**Exercise description**
Exclude the pictures and retype the entries as written.
----- Data for the task -----
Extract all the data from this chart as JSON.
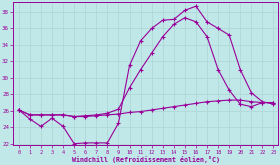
{
  "xlabel": "Windchill (Refroidissement éolien,°C)",
  "xlim_min": -0.5,
  "xlim_max": 23.4,
  "ylim_min": 21.8,
  "ylim_max": 39.2,
  "xticks": [
    0,
    1,
    2,
    3,
    4,
    5,
    6,
    7,
    8,
    9,
    10,
    11,
    12,
    13,
    14,
    15,
    16,
    17,
    18,
    19,
    20,
    21,
    22,
    23
  ],
  "yticks": [
    22,
    24,
    26,
    28,
    30,
    32,
    34,
    36,
    38
  ],
  "bg_color": "#c0e8e8",
  "line_color": "#990099",
  "grid_color": "#b0d8d8",
  "line1_x": [
    0,
    1,
    2,
    3,
    4,
    5,
    6,
    7,
    8,
    9,
    10,
    11,
    12,
    13,
    14,
    15,
    16,
    17,
    18,
    19,
    20,
    21,
    22,
    23
  ],
  "line1_y": [
    26.1,
    25.0,
    24.1,
    25.1,
    24.1,
    22.0,
    22.1,
    22.1,
    22.1,
    24.5,
    31.5,
    34.5,
    36.0,
    37.0,
    37.1,
    38.2,
    38.7,
    36.8,
    36.0,
    35.2,
    31.0,
    28.2,
    27.1,
    26.8
  ],
  "line2_x": [
    0,
    1,
    2,
    3,
    4,
    5,
    6,
    7,
    8,
    9,
    10,
    11,
    12,
    13,
    14,
    15,
    16,
    17,
    18,
    19,
    20,
    21,
    22,
    23
  ],
  "line2_y": [
    26.1,
    25.5,
    25.5,
    25.5,
    25.5,
    25.3,
    25.3,
    25.4,
    25.5,
    25.6,
    25.8,
    25.9,
    26.1,
    26.3,
    26.5,
    26.7,
    26.9,
    27.1,
    27.2,
    27.3,
    27.3,
    27.1,
    27.0,
    27.0
  ],
  "line3_x": [
    0,
    1,
    2,
    3,
    4,
    5,
    6,
    7,
    8,
    9,
    10,
    11,
    12,
    13,
    14,
    15,
    16,
    17,
    18,
    19,
    20,
    21,
    22,
    23
  ],
  "line3_y": [
    26.1,
    25.5,
    25.5,
    25.5,
    25.5,
    25.3,
    25.4,
    25.5,
    25.7,
    26.2,
    28.8,
    31.0,
    33.0,
    35.0,
    36.5,
    37.3,
    36.8,
    35.0,
    31.0,
    28.5,
    26.8,
    26.5,
    27.0,
    27.0
  ]
}
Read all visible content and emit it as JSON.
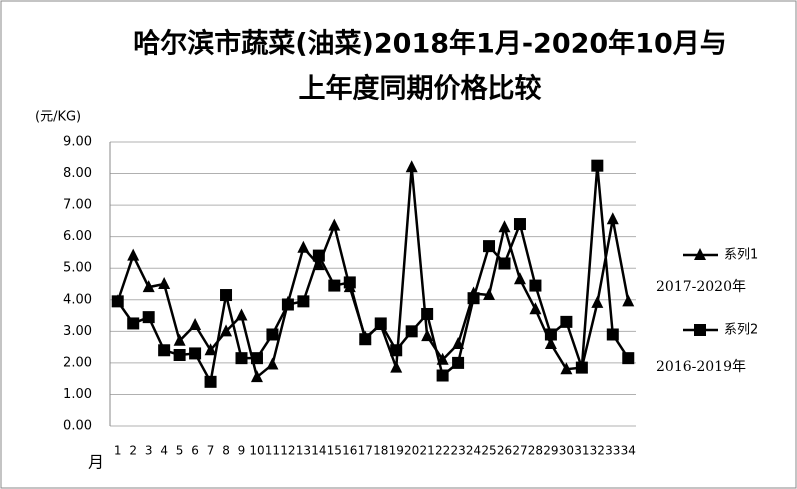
{
  "chart_data": {
    "type": "line",
    "title": "哈尔滨市蔬菜(油菜)2018年1月-2020年10月与",
    "subtitle": "上年度同期价格比较",
    "y_label": "(元/KG)",
    "x_label": "月",
    "categories": [
      "1",
      "2",
      "3",
      "4",
      "5",
      "6",
      "7",
      "8",
      "9",
      "10",
      "11",
      "12",
      "13",
      "14",
      "15",
      "16",
      "17",
      "18",
      "19",
      "20",
      "21",
      "22",
      "23",
      "24",
      "25",
      "26",
      "27",
      "28",
      "29",
      "30",
      "31",
      "32",
      "33",
      "34"
    ],
    "series": [
      {
        "name": "系列1",
        "color": "#000000",
        "marker": "triangle",
        "values": [
          3.95,
          5.4,
          4.4,
          4.5,
          2.7,
          3.2,
          2.4,
          3.0,
          3.5,
          1.55,
          1.95,
          3.9,
          5.65,
          5.1,
          6.35,
          4.4,
          2.8,
          3.2,
          1.85,
          8.2,
          2.85,
          2.1,
          2.6,
          4.2,
          4.15,
          6.3,
          4.65,
          3.7,
          2.6,
          1.8,
          1.85,
          3.9,
          6.55,
          3.95
        ]
      },
      {
        "name": "系列2",
        "color": "#000000",
        "marker": "square",
        "values": [
          3.95,
          3.25,
          3.45,
          2.4,
          2.25,
          2.3,
          1.4,
          4.15,
          2.15,
          2.15,
          2.9,
          3.85,
          3.95,
          5.4,
          4.45,
          4.55,
          2.75,
          3.25,
          2.4,
          3.0,
          3.55,
          1.6,
          2.0,
          4.05,
          5.7,
          5.15,
          6.4,
          4.45,
          2.9,
          3.3,
          1.85,
          8.25,
          2.9,
          2.15
        ]
      }
    ],
    "annotations": [
      "2017-2020年",
      "2016-2019年"
    ],
    "ylim": [
      0,
      9
    ],
    "yticks": [
      {
        "value": 0,
        "label": "0.00"
      },
      {
        "value": 1,
        "label": "1.00"
      },
      {
        "value": 2,
        "label": "2.00"
      },
      {
        "value": 3,
        "label": "3.00"
      },
      {
        "value": 4,
        "label": "4.00"
      },
      {
        "value": 5,
        "label": "5.00"
      },
      {
        "value": 6,
        "label": "6.00"
      },
      {
        "value": 7,
        "label": "7.00"
      },
      {
        "value": 8,
        "label": "8.00"
      },
      {
        "value": 9,
        "label": "9.00"
      }
    ],
    "grid": true
  }
}
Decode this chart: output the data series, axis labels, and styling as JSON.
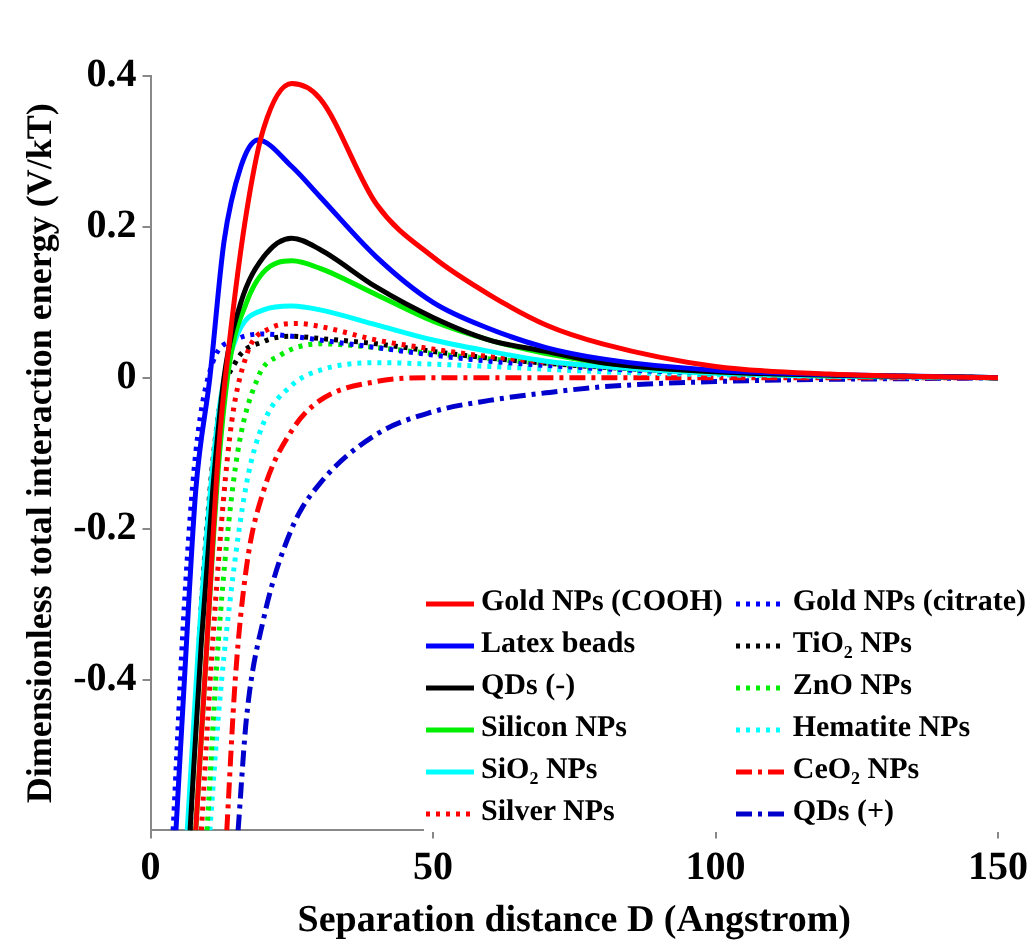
-----
**Full output**
Extract all the data from this chart as JSON.
{
  "xlabel": "Windchill (Refroidissement éolien,°C)",
  "xlim_min": -0.5,
  "xlim_max": 23.4,
  "ylim_min": 21.8,
  "ylim_max": 39.2,
  "xticks": [
    0,
    1,
    2,
    3,
    4,
    5,
    6,
    7,
    8,
    9,
    10,
    11,
    12,
    13,
    14,
    15,
    16,
    17,
    18,
    19,
    20,
    21,
    22,
    23
  ],
  "yticks": [
    22,
    24,
    26,
    28,
    30,
    32,
    34,
    36,
    38
  ],
  "bg_color": "#c0e8e8",
  "line_color": "#990099",
  "grid_color": "#b0d8d8",
  "line1_x": [
    0,
    1,
    2,
    3,
    4,
    5,
    6,
    7,
    8,
    9,
    10,
    11,
    12,
    13,
    14,
    15,
    16,
    17,
    18,
    19,
    20,
    21,
    22,
    23
  ],
  "line1_y": [
    26.1,
    25.0,
    24.1,
    25.1,
    24.1,
    22.0,
    22.1,
    22.1,
    22.1,
    24.5,
    31.5,
    34.5,
    36.0,
    37.0,
    37.1,
    38.2,
    38.7,
    36.8,
    36.0,
    35.2,
    31.0,
    28.2,
    27.1,
    26.8
  ],
  "line2_x": [
    0,
    1,
    2,
    3,
    4,
    5,
    6,
    7,
    8,
    9,
    10,
    11,
    12,
    13,
    14,
    15,
    16,
    17,
    18,
    19,
    20,
    21,
    22,
    23
  ],
  "line2_y": [
    26.1,
    25.5,
    25.5,
    25.5,
    25.5,
    25.3,
    25.3,
    25.4,
    25.5,
    25.6,
    25.8,
    25.9,
    26.1,
    26.3,
    26.5,
    26.7,
    26.9,
    27.1,
    27.2,
    27.3,
    27.3,
    27.1,
    27.0,
    27.0
  ],
  "line3_x": [
    0,
    1,
    2,
    3,
    4,
    5,
    6,
    7,
    8,
    9,
    10,
    11,
    12,
    13,
    14,
    15,
    16,
    17,
    18,
    19,
    20,
    21,
    22,
    23
  ],
  "line3_y": [
    26.1,
    25.5,
    25.5,
    25.5,
    25.5,
    25.3,
    25.4,
    25.5,
    25.7,
    26.2,
    28.8,
    31.0,
    33.0,
    35.0,
    36.5,
    37.3,
    36.8,
    35.0,
    31.0,
    28.5,
    26.8,
    26.5,
    27.0,
    27.0
  ]
}
Read all visible content and emit it as JSON.
{
  "chart_data": {
    "type": "line",
    "title": "哈尔滨市蔬菜(油菜)2018年1月-2020年10月与",
    "subtitle": "上年度同期价格比较",
    "y_label": "(元/KG)",
    "x_label": "月",
    "categories": [
      "1",
      "2",
      "3",
      "4",
      "5",
      "6",
      "7",
      "8",
      "9",
      "10",
      "11",
      "12",
      "13",
      "14",
      "15",
      "16",
      "17",
      "18",
      "19",
      "20",
      "21",
      "22",
      "23",
      "24",
      "25",
      "26",
      "27",
      "28",
      "29",
      "30",
      "31",
      "32",
      "33",
      "34"
    ],
    "series": [
      {
        "name": "系列1",
        "color": "#000000",
        "marker": "triangle",
        "values": [
          3.95,
          5.4,
          4.4,
          4.5,
          2.7,
          3.2,
          2.4,
          3.0,
          3.5,
          1.55,
          1.95,
          3.9,
          5.65,
          5.1,
          6.35,
          4.4,
          2.8,
          3.2,
          1.85,
          8.2,
          2.85,
          2.1,
          2.6,
          4.2,
          4.15,
          6.3,
          4.65,
          3.7,
          2.6,
          1.8,
          1.85,
          3.9,
          6.55,
          3.95
        ]
      },
      {
        "name": "系列2",
        "color": "#000000",
        "marker": "square",
        "values": [
          3.95,
          3.25,
          3.45,
          2.4,
          2.25,
          2.3,
          1.4,
          4.15,
          2.15,
          2.15,
          2.9,
          3.85,
          3.95,
          5.4,
          4.45,
          4.55,
          2.75,
          3.25,
          2.4,
          3.0,
          3.55,
          1.6,
          2.0,
          4.05,
          5.7,
          5.15,
          6.4,
          4.45,
          2.9,
          3.3,
          1.85,
          8.25,
          2.9,
          2.15
        ]
      }
    ],
    "annotations": [
      "2017-2020年",
      "2016-2019年"
    ],
    "ylim": [
      0,
      9
    ],
    "yticks": [
      {
        "value": 0,
        "label": "0.00"
      },
      {
        "value": 1,
        "label": "1.00"
      },
      {
        "value": 2,
        "label": "2.00"
      },
      {
        "value": 3,
        "label": "3.00"
      },
      {
        "value": 4,
        "label": "4.00"
      },
      {
        "value": 5,
        "label": "5.00"
      },
      {
        "value": 6,
        "label": "6.00"
      },
      {
        "value": 7,
        "label": "7.00"
      },
      {
        "value": 8,
        "label": "8.00"
      },
      {
        "value": 9,
        "label": "9.00"
      }
    ],
    "grid": true
  }
}
Decode this chart: output the data series, axis labels, and styling as JSON.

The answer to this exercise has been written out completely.